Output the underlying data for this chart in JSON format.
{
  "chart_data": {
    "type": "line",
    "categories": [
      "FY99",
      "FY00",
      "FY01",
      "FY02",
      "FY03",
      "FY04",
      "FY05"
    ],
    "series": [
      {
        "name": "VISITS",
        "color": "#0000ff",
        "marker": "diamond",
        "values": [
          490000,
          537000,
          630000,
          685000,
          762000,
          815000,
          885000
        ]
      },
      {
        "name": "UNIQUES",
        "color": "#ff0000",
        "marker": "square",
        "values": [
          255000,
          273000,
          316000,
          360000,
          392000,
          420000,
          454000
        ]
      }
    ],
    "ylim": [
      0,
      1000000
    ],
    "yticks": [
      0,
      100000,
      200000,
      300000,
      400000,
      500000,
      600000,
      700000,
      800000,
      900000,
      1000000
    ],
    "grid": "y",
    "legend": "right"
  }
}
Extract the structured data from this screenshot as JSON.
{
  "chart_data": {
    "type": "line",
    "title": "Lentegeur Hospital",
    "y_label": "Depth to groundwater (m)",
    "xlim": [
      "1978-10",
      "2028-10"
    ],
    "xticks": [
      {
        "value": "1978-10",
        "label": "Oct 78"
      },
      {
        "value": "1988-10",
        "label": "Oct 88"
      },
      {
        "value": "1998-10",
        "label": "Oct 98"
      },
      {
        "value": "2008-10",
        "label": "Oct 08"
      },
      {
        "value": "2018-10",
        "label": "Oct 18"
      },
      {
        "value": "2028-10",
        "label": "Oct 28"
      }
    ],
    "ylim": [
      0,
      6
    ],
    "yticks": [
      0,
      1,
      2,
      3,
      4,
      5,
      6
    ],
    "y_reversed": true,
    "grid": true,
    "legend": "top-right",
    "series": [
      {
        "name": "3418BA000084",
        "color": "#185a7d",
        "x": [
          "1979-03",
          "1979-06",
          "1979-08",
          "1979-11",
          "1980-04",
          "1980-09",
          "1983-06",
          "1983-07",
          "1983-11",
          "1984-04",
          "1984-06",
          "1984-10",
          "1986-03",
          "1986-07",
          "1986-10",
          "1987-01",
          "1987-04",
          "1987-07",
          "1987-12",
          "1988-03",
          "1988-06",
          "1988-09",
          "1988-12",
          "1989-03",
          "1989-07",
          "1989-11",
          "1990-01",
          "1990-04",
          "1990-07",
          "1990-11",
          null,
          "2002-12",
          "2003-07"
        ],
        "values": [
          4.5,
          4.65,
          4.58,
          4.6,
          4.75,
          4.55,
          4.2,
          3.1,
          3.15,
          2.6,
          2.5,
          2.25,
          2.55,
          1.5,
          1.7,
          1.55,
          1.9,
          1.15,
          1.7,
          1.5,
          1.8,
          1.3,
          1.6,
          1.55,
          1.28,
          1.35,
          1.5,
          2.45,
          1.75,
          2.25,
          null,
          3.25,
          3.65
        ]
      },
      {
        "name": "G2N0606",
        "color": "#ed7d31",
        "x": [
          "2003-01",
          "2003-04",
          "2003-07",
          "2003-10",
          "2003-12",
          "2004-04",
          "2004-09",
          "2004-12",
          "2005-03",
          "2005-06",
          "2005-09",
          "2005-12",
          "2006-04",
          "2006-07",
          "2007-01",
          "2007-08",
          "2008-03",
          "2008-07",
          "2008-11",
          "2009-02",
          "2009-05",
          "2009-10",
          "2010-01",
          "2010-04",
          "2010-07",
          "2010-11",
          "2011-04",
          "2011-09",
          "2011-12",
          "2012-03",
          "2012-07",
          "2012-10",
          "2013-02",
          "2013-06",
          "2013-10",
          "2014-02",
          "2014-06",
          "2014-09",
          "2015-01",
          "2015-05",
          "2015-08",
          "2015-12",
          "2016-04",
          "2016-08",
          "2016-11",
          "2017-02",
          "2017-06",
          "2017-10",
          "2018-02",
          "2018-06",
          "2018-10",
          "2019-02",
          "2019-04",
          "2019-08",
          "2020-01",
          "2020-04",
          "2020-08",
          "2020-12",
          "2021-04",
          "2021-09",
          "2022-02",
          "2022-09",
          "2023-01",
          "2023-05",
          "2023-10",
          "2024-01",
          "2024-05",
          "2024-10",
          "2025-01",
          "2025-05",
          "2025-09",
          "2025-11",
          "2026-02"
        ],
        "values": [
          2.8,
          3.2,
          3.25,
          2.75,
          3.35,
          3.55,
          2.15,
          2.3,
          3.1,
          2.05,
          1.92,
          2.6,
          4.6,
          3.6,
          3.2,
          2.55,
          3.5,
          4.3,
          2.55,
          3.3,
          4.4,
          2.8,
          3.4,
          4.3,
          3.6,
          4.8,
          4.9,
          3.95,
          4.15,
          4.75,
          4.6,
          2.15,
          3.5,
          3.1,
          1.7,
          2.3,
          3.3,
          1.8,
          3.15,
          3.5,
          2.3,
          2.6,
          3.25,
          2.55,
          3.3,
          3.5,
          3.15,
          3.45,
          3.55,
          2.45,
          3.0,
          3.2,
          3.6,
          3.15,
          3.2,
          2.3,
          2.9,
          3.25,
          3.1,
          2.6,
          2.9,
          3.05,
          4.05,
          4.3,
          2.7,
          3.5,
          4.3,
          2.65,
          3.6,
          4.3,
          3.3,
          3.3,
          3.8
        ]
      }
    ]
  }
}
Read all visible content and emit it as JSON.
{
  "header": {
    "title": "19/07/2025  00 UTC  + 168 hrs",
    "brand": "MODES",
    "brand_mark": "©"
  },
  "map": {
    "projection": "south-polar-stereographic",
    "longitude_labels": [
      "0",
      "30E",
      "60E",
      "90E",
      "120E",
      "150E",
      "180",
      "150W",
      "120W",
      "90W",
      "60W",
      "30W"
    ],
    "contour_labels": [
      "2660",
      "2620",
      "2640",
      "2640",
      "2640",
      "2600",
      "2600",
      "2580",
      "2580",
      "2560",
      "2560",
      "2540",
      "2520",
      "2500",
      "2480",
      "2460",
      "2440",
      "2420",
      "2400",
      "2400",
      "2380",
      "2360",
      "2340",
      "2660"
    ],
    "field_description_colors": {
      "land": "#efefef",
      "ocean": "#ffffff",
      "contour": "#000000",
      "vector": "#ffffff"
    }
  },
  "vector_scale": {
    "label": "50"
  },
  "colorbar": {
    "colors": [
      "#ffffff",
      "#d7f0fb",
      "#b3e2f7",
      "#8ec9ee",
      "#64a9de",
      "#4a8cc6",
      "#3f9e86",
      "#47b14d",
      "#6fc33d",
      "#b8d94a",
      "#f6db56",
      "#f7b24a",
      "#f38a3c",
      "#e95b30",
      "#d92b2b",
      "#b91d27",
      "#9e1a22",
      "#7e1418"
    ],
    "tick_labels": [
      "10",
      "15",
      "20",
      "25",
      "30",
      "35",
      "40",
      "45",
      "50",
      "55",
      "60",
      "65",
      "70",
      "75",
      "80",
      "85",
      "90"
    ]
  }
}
----------
# WHAT YOU ARE ASKED TO DO
Give back the whole listing, word for word.

# FULL OUTPUT
Output the underlying data for this chart in JSON format.
{
  "chart_data": {
    "type": "line",
    "categories": [
      "FY99",
      "FY00",
      "FY01",
      "FY02",
      "FY03",
      "FY04",
      "FY05"
    ],
    "series": [
      {
        "name": "VISITS",
        "color": "#0000ff",
        "marker": "diamond",
        "values": [
          490000,
          537000,
          630000,
          685000,
          762000,
          815000,
          885000
        ]
      },
      {
        "name": "UNIQUES",
        "color": "#ff0000",
        "marker": "square",
        "values": [
          255000,
          273000,
          316000,
          360000,
          392000,
          420000,
          454000
        ]
      }
    ],
    "ylim": [
      0,
      1000000
    ],
    "yticks": [
      0,
      100000,
      200000,
      300000,
      400000,
      500000,
      600000,
      700000,
      800000,
      900000,
      1000000
    ],
    "grid": "y",
    "legend": "right"
  }
}
Extract the structured data from this screenshot as JSON.
{
  "chart_data": {
    "type": "line",
    "title": "Lentegeur Hospital",
    "y_label": "Depth to groundwater (m)",
    "xlim": [
      "1978-10",
      "2028-10"
    ],
    "xticks": [
      {
        "value": "1978-10",
        "label": "Oct 78"
      },
      {
        "value": "1988-10",
        "label": "Oct 88"
      },
      {
        "value": "1998-10",
        "label": "Oct 98"
      },
      {
        "value": "2008-10",
        "label": "Oct 08"
      },
      {
        "value": "2018-10",
        "label": "Oct 18"
      },
      {
        "value": "2028-10",
        "label": "Oct 28"
      }
    ],
    "ylim": [
      0,
      6
    ],
    "yticks": [
      0,
      1,
      2,
      3,
      4,
      5,
      6
    ],
    "y_reversed": true,
    "grid": true,
    "legend": "top-right",
    "series": [
      {
        "name": "3418BA000084",
        "color": "#185a7d",
        "x": [
          "1979-03",
          "1979-06",
          "1979-08",
          "1979-11",
          "1980-04",
          "1980-09",
          "1983-06",
          "1983-07",
          "1983-11",
          "1984-04",
          "1984-06",
          "1984-10",
          "1986-03",
          "1986-07",
          "1986-10",
          "1987-01",
          "1987-04",
          "1987-07",
          "1987-12",
          "1988-03",
          "1988-06",
          "1988-09",
          "1988-12",
          "1989-03",
          "1989-07",
          "1989-11",
          "1990-01",
          "1990-04",
          "1990-07",
          "1990-11",
          null,
          "2002-12",
          "2003-07"
        ],
        "values": [
          4.5,
          4.65,
          4.58,
          4.6,
          4.75,
          4.55,
          4.2,
          3.1,
          3.15,
          2.6,
          2.5,
          2.25,
          2.55,
          1.5,
          1.7,
          1.55,
          1.9,
          1.15,
          1.7,
          1.5,
          1.8,
          1.3,
          1.6,
          1.55,
          1.28,
          1.35,
          1.5,
          2.45,
          1.75,
          2.25,
          null,
          3.25,
          3.65
        ]
      },
      {
        "name": "G2N0606",
        "color": "#ed7d31",
        "x": [
          "2003-01",
          "2003-04",
          "2003-07",
          "2003-10",
          "2003-12",
          "2004-04",
          "2004-09",
          "2004-12",
          "2005-03",
          "2005-06",
          "2005-09",
          "2005-12",
          "2006-04",
          "2006-07",
          "2007-01",
          "2007-08",
          "2008-03",
          "2008-07",
          "2008-11",
          "2009-02",
          "2009-05",
          "2009-10",
          "2010-01",
          "2010-04",
          "2010-07",
          "2010-11",
          "2011-04",
          "2011-09",
          "2011-12",
          "2012-03",
          "2012-07",
          "2012-10",
          "2013-02",
          "2013-06",
          "2013-10",
          "2014-02",
          "2014-06",
          "2014-09",
          "2015-01",
          "2015-05",
          "2015-08",
          "2015-12",
          "2016-04",
          "2016-08",
          "2016-11",
          "2017-02",
          "2017-06",
          "2017-10",
          "2018-02",
          "2018-06",
          "2018-10",
          "2019-02",
          "2019-04",
          "2019-08",
          "2020-01",
          "2020-04",
          "2020-08",
          "2020-12",
          "2021-04",
          "2021-09",
          "2022-02",
          "2022-09",
          "2023-01",
          "2023-05",
          "2023-10",
          "2024-01",
          "2024-05",
          "2024-10",
          "2025-01",
          "2025-05",
          "2025-09",
          "2025-11",
          "2026-02"
        ],
        "values": [
          2.8,
          3.2,
          3.25,
          2.75,
          3.35,
          3.55,
          2.15,
          2.3,
          3.1,
          2.05,
          1.92,
          2.6,
          4.6,
          3.6,
          3.2,
          2.55,
          3.5,
          4.3,
          2.55,
          3.3,
          4.4,
          2.8,
          3.4,
          4.3,
          3.6,
          4.8,
          4.9,
          3.95,
          4.15,
          4.75,
          4.6,
          2.15,
          3.5,
          3.1,
          1.7,
          2.3,
          3.3,
          1.8,
          3.15,
          3.5,
          2.3,
          2.6,
          3.25,
          2.55,
          3.3,
          3.5,
          3.15,
          3.45,
          3.55,
          2.45,
          3.0,
          3.2,
          3.6,
          3.15,
          3.2,
          2.3,
          2.9,
          3.25,
          3.1,
          2.6,
          2.9,
          3.05,
          4.05,
          4.3,
          2.7,
          3.5,
          4.3,
          2.65,
          3.6,
          4.3,
          3.3,
          3.3,
          3.8
        ]
      }
    ]
  }
}
Read all visible content and emit it as JSON.
{
  "header": {
    "title": "19/07/2025  00 UTC  + 168 hrs",
    "brand": "MODES",
    "brand_mark": "©"
  },
  "map": {
    "projection": "south-polar-stereographic",
    "longitude_labels": [
      "0",
      "30E",
      "60E",
      "90E",
      "120E",
      "150E",
      "180",
      "150W",
      "120W",
      "90W",
      "60W",
      "30W"
    ],
    "contour_labels": [
      "2660",
      "2620",
      "2640",
      "2640",
      "2640",
      "2600",
      "2600",
      "2580",
      "2580",
      "2560",
      "2560",
      "2540",
      "2520",
      "2500",
      "2480",
      "2460",
      "2440",
      "2420",
      "2400",
      "2400",
      "2380",
      "2360",
      "2340",
      "2660"
    ],
    "field_description_colors": {
      "land": "#efefef",
      "ocean": "#ffffff",
      "contour": "#000000",
      "vector": "#ffffff"
    }
  },
  "vector_scale": {
    "label": "50"
  },
  "colorbar": {
    "colors": [
      "#ffffff",
      "#d7f0fb",
      "#b3e2f7",
      "#8ec9ee",
      "#64a9de",
      "#4a8cc6",
      "#3f9e86",
      "#47b14d",
      "#6fc33d",
      "#b8d94a",
      "#f6db56",
      "#f7b24a",
      "#f38a3c",
      "#e95b30",
      "#d92b2b",
      "#b91d27",
      "#9e1a22",
      "#7e1418"
    ],
    "tick_labels": [
      "10",
      "15",
      "20",
      "25",
      "30",
      "35",
      "40",
      "45",
      "50",
      "55",
      "60",
      "65",
      "70",
      "75",
      "80",
      "85",
      "90"
    ]
  }
}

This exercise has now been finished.